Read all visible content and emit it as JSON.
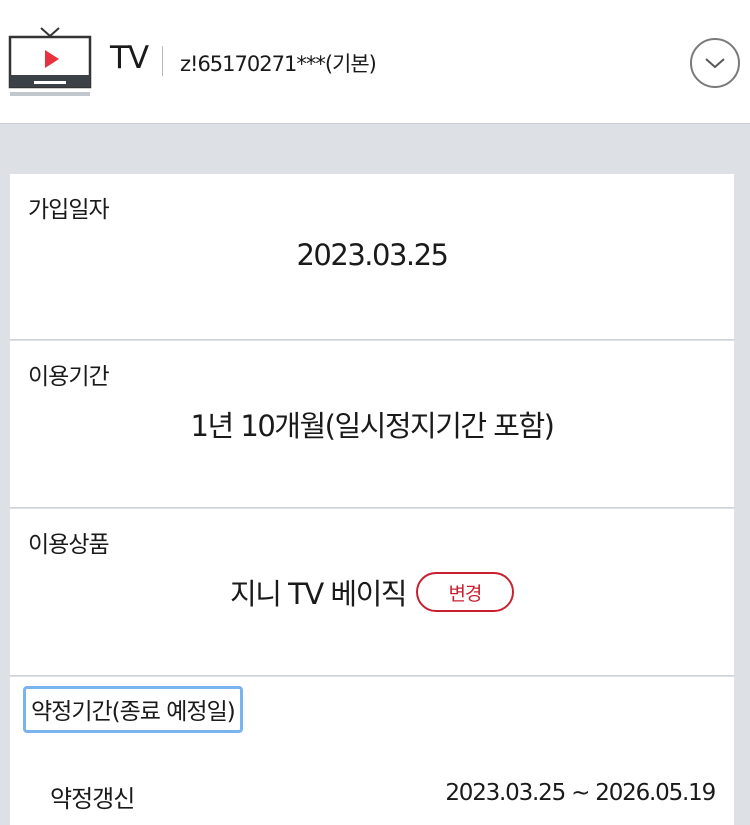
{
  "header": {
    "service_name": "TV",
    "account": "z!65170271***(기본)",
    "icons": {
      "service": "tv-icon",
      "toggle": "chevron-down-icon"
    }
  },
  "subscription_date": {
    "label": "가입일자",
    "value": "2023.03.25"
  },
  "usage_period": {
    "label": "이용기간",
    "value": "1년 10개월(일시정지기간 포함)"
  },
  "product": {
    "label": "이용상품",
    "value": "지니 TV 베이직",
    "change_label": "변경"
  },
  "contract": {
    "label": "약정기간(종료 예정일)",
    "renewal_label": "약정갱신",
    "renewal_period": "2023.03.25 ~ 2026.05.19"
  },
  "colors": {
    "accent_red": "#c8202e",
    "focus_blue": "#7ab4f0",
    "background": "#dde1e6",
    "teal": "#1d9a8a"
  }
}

▶ [What is needed]: Extract every line from the records above that contains the word "value".

▶ [Response]:
    "value": "2023.03.25"
    "value": "1년 10개월(일시정지기간 포함)"
    "value": "지니 TV 베이직",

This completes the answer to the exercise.